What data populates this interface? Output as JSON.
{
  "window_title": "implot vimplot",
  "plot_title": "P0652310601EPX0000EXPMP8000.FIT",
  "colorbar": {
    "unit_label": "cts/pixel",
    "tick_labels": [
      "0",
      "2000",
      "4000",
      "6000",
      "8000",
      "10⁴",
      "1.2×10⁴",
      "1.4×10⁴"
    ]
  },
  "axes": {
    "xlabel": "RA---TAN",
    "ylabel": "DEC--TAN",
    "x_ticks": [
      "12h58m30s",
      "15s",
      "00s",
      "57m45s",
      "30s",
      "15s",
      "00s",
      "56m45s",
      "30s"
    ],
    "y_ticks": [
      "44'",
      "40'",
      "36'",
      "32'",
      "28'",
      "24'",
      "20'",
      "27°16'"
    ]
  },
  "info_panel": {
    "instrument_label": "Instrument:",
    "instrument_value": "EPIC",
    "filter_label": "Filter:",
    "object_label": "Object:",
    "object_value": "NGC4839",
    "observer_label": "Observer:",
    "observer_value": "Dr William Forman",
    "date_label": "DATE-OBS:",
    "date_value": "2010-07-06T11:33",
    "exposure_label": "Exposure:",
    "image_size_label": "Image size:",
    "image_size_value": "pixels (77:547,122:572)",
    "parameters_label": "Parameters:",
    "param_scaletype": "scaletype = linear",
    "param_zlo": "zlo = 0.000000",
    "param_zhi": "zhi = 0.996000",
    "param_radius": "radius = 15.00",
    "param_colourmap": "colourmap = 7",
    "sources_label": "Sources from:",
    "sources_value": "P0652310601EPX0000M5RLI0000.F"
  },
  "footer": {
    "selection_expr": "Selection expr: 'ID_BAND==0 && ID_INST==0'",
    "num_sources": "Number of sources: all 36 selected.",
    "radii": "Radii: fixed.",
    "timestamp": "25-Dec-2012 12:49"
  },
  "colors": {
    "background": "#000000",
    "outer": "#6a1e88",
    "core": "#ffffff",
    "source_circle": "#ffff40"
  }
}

• • • •

◆ OBJECTIVE ◆
Write out every line from the records above, word for word.

◆ FINAL RESULT ◆
What data populates this interface? Output as JSON.
{
  "window_title": "implot vimplot",
  "plot_title": "P0652310601EPX0000EXPMP8000.FIT",
  "colorbar": {
    "unit_label": "cts/pixel",
    "tick_labels": [
      "0",
      "2000",
      "4000",
      "6000",
      "8000",
      "10⁴",
      "1.2×10⁴",
      "1.4×10⁴"
    ]
  },
  "axes": {
    "xlabel": "RA---TAN",
    "ylabel": "DEC--TAN",
    "x_ticks": [
      "12h58m30s",
      "15s",
      "00s",
      "57m45s",
      "30s",
      "15s",
      "00s",
      "56m45s",
      "30s"
    ],
    "y_ticks": [
      "44'",
      "40'",
      "36'",
      "32'",
      "28'",
      "24'",
      "20'",
      "27°16'"
    ]
  },
  "info_panel": {
    "instrument_label": "Instrument:",
    "instrument_value": "EPIC",
    "filter_label": "Filter:",
    "object_label": "Object:",
    "object_value": "NGC4839",
    "observer_label": "Observer:",
    "observer_value": "Dr William Forman",
    "date_label": "DATE-OBS:",
    "date_value": "2010-07-06T11:33",
    "exposure_label": "Exposure:",
    "image_size_label": "Image size:",
    "image_size_value": "pixels (77:547,122:572)",
    "parameters_label": "Parameters:",
    "param_scaletype": "scaletype = linear",
    "param_zlo": "zlo = 0.000000",
    "param_zhi": "zhi = 0.996000",
    "param_radius": "radius = 15.00",
    "param_colourmap": "colourmap = 7",
    "sources_label": "Sources from:",
    "sources_value": "P0652310601EPX0000M5RLI0000.F"
  },
  "footer": {
    "selection_expr": "Selection expr: 'ID_BAND==0 && ID_INST==0'",
    "num_sources": "Number of sources: all 36 selected.",
    "radii": "Radii: fixed.",
    "timestamp": "25-Dec-2012 12:49"
  },
  "colors": {
    "background": "#000000",
    "outer": "#6a1e88",
    "core": "#ffffff",
    "source_circle": "#ffff40"
  }
}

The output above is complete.